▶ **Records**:
= = = = =
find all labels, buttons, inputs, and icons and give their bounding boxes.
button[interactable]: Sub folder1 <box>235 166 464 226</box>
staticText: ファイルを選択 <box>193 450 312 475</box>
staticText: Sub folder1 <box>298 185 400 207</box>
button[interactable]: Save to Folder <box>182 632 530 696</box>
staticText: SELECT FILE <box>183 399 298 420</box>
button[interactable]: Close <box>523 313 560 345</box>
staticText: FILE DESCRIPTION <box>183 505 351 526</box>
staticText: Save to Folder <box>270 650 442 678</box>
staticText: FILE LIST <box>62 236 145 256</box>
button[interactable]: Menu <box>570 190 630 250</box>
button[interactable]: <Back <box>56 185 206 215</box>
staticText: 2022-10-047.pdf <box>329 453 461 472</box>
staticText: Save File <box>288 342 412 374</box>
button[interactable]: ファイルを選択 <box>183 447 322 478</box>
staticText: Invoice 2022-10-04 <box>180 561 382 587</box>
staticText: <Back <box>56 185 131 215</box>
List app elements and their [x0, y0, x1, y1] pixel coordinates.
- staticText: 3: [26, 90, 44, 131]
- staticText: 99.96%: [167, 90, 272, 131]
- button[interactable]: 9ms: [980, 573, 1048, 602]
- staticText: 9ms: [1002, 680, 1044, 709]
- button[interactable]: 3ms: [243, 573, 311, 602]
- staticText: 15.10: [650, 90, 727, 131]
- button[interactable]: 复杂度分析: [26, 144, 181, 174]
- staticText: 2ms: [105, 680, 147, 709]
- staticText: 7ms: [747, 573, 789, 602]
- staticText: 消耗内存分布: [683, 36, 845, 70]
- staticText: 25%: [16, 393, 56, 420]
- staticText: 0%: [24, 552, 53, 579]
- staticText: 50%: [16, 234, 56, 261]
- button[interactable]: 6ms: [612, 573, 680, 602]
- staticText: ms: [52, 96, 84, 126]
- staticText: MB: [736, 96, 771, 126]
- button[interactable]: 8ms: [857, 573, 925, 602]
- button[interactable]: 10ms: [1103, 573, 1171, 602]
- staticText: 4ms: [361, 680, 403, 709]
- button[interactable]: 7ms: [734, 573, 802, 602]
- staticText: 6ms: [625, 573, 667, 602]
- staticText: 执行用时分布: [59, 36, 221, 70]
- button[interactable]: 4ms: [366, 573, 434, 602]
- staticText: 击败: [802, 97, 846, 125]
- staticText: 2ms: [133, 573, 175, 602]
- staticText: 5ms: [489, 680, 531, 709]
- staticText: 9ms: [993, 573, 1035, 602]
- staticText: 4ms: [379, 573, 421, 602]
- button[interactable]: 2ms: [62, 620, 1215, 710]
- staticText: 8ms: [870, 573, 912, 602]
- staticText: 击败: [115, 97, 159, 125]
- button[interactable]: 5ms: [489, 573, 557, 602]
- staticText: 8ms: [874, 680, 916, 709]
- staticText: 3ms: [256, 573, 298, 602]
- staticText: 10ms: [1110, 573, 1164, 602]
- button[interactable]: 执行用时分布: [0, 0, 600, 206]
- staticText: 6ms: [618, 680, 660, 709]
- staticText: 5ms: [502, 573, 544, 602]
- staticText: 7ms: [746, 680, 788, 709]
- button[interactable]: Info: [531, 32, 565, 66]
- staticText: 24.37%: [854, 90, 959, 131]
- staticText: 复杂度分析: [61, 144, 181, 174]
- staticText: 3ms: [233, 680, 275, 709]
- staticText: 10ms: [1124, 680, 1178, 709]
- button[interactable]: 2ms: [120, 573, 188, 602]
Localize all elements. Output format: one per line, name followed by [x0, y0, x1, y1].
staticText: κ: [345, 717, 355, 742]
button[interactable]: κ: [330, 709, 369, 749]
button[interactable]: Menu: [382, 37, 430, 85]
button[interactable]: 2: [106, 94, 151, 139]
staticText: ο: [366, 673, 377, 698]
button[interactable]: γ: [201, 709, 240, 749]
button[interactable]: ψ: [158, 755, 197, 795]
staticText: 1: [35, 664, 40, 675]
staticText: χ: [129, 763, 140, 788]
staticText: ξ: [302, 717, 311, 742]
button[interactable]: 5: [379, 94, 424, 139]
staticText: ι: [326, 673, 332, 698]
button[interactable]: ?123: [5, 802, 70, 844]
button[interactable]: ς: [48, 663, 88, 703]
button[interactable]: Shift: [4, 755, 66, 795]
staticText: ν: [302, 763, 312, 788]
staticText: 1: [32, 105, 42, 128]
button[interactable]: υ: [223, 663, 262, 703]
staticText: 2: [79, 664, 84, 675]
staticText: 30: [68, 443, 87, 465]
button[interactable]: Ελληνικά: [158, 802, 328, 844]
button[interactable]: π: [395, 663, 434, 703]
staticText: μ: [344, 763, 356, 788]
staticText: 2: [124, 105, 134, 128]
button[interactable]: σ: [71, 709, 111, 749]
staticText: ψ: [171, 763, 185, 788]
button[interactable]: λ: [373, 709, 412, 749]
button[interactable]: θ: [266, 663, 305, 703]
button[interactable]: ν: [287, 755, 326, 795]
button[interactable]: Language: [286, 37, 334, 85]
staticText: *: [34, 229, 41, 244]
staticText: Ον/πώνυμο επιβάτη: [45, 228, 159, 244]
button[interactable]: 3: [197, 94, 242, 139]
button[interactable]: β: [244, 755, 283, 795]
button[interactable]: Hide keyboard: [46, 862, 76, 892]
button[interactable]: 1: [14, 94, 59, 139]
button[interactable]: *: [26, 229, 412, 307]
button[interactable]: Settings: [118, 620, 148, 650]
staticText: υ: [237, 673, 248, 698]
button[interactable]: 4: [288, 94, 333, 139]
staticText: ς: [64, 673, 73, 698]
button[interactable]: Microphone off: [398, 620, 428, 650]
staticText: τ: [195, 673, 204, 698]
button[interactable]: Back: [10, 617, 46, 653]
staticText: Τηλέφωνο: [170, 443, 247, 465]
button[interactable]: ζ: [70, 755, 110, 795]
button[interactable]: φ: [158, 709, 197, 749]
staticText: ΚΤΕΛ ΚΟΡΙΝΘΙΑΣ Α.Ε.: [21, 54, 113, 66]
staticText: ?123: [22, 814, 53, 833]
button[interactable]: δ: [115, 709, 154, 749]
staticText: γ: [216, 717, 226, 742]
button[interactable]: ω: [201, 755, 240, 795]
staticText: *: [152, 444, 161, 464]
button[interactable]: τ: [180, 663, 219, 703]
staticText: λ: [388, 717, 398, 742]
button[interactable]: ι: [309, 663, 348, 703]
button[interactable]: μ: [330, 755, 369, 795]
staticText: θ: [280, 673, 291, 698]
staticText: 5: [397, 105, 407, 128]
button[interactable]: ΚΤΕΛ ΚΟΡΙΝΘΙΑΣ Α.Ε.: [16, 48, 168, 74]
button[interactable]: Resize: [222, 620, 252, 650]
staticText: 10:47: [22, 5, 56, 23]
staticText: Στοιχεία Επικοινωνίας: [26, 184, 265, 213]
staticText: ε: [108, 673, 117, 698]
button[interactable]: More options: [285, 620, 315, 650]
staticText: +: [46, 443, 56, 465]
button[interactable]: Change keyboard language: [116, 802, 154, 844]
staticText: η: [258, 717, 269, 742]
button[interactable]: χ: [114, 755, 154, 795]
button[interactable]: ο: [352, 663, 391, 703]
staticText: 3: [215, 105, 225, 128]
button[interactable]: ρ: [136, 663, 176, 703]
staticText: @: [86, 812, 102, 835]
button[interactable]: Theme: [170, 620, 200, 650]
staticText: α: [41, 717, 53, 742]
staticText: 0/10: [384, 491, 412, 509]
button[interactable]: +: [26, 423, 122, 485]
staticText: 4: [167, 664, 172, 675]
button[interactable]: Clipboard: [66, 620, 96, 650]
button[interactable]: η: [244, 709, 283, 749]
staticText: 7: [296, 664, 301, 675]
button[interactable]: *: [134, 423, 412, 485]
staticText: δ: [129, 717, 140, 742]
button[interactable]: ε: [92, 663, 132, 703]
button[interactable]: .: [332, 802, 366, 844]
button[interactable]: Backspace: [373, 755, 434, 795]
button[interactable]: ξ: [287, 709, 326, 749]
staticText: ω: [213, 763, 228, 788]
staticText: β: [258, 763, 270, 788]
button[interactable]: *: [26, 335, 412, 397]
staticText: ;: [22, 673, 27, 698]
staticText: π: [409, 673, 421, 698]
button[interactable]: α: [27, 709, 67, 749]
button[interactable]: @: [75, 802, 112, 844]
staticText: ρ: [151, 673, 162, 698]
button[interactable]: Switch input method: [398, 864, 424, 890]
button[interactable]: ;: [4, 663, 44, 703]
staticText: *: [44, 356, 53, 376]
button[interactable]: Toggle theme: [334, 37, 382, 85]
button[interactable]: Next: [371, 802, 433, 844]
= = = = =
Copy out the listing from its first line through the line containing "staticText: Save File", inclusive, reproducing each line without alteration.

▶ **CORRECT RESULT**:
find all labels, buttons, inputs, and icons and give their bounding boxes.
button[interactable]: Sub folder1 <box>235 166 464 226</box>
staticText: ファイルを選択 <box>193 450 312 475</box>
staticText: Sub folder1 <box>298 185 400 207</box>
button[interactable]: Save to Folder <box>182 632 530 696</box>
staticText: SELECT FILE <box>183 399 298 420</box>
button[interactable]: Close <box>523 313 560 345</box>
staticText: FILE DESCRIPTION <box>183 505 351 526</box>
staticText: Save to Folder <box>270 650 442 678</box>
staticText: FILE LIST <box>62 236 145 256</box>
button[interactable]: Menu <box>570 190 630 250</box>
button[interactable]: <Back <box>56 185 206 215</box>
staticText: 2022-10-047.pdf <box>329 453 461 472</box>
staticText: Save File <box>288 342 412 374</box>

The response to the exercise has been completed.